(RECORDED INFORMATION)
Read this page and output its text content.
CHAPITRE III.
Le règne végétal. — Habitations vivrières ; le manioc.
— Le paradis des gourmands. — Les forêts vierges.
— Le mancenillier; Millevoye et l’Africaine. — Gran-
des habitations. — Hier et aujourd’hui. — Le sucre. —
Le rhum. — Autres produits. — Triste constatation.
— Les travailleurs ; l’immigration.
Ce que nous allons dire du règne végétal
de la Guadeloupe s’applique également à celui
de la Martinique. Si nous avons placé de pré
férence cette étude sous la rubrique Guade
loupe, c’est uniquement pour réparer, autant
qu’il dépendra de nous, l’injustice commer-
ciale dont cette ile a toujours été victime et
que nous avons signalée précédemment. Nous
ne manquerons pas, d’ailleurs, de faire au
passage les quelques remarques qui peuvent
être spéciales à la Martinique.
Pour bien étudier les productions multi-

(PROMPT) Scan the records for the string "Martinique". Copy each line in which it appears.

(TASK OUTPUT)
de la Martinique. Si nous avons placé de pré
être spéciales à la Martinique.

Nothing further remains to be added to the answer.